TASK TO COMPLETE: Copy out the listing exactly.

RECORDS SUPPLIED:
============================================================
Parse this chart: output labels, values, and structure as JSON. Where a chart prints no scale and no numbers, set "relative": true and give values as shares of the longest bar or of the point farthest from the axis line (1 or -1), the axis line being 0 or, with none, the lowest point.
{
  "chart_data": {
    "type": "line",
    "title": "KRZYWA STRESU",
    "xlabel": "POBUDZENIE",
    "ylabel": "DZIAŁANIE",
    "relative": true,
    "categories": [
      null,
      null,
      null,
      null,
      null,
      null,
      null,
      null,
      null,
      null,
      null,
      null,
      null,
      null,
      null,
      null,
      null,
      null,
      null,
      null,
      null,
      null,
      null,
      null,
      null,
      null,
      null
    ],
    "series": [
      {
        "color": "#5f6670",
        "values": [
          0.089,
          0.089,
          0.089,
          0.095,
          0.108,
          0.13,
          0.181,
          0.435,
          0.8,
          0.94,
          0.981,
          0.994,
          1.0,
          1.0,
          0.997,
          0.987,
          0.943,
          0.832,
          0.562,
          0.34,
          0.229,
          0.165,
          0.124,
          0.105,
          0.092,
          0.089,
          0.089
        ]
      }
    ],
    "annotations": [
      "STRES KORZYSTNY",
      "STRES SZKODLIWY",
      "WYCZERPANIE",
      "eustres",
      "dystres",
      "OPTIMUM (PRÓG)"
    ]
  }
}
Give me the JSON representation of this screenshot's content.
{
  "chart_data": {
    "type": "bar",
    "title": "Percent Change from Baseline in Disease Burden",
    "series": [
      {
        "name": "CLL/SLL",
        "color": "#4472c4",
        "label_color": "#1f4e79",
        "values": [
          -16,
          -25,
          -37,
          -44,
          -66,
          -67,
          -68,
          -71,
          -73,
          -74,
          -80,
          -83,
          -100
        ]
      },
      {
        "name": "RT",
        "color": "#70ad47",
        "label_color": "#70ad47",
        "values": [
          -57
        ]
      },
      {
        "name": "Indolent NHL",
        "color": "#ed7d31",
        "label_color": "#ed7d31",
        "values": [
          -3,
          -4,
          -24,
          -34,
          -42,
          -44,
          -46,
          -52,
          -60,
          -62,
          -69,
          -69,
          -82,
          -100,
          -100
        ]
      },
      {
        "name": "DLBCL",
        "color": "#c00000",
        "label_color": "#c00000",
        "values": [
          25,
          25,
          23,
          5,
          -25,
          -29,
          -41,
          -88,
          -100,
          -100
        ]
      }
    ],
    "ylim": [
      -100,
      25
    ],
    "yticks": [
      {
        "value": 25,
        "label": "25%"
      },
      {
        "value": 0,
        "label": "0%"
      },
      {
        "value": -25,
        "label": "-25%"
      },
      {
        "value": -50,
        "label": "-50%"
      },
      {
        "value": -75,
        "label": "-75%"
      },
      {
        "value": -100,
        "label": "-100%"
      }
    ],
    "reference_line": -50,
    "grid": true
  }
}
============================================================
SOLUTION:
Parse this chart: output labels, values, and structure as JSON. Where a chart prints no scale and no numbers, set "relative": true and give values as shares of the longest bar or of the point farthest from the axis line (1 or -1), the axis line being 0 or, with none, the lowest point.
{
  "chart_data": {
    "type": "line",
    "title": "KRZYWA STRESU",
    "xlabel": "POBUDZENIE",
    "ylabel": "DZIAŁANIE",
    "relative": true,
    "categories": [
      null,
      null,
      null,
      null,
      null,
      null,
      null,
      null,
      null,
      null,
      null,
      null,
      null,
      null,
      null,
      null,
      null,
      null,
      null,
      null,
      null,
      null,
      null,
      null,
      null,
      null,
      null
    ],
    "series": [
      {
        "color": "#5f6670",
        "values": [
          0.089,
          0.089,
          0.089,
          0.095,
          0.108,
          0.13,
          0.181,
          0.435,
          0.8,
          0.94,
          0.981,
          0.994,
          1.0,
          1.0,
          0.997,
          0.987,
          0.943,
          0.832,
          0.562,
          0.34,
          0.229,
          0.165,
          0.124,
          0.105,
          0.092,
          0.089,
          0.089
        ]
      }
    ],
    "annotations": [
      "STRES KORZYSTNY",
      "STRES SZKODLIWY",
      "WYCZERPANIE",
      "eustres",
      "dystres",
      "OPTIMUM (PRÓG)"
    ]
  }
}
Give me the JSON representation of this screenshot's content.
{
  "chart_data": {
    "type": "bar",
    "title": "Percent Change from Baseline in Disease Burden",
    "series": [
      {
        "name": "CLL/SLL",
        "color": "#4472c4",
        "label_color": "#1f4e79",
        "values": [
          -16,
          -25,
          -37,
          -44,
          -66,
          -67,
          -68,
          -71,
          -73,
          -74,
          -80,
          -83,
          -100
        ]
      },
      {
        "name": "RT",
        "color": "#70ad47",
        "label_color": "#70ad47",
        "values": [
          -57
        ]
      },
      {
        "name": "Indolent NHL",
        "color": "#ed7d31",
        "label_color": "#ed7d31",
        "values": [
          -3,
          -4,
          -24,
          -34,
          -42,
          -44,
          -46,
          -52,
          -60,
          -62,
          -69,
          -69,
          -82,
          -100,
          -100
        ]
      },
      {
        "name": "DLBCL",
        "color": "#c00000",
        "label_color": "#c00000",
        "values": [
          25,
          25,
          23,
          5,
          -25,
          -29,
          -41,
          -88,
          -100,
          -100
        ]
      }
    ],
    "ylim": [
      -100,
      25
    ],
    "yticks": [
      {
        "value": 25,
        "label": "25%"
      },
      {
        "value": 0,
        "label": "0%"
      },
      {
        "value": -25,
        "label": "-25%"
      },
      {
        "value": -50,
        "label": "-50%"
      },
      {
        "value": -75,
        "label": "-75%"
      },
      {
        "value": -100,
        "label": "-100%"
      }
    ],
    "reference_line": -50,
    "grid": true
  }
}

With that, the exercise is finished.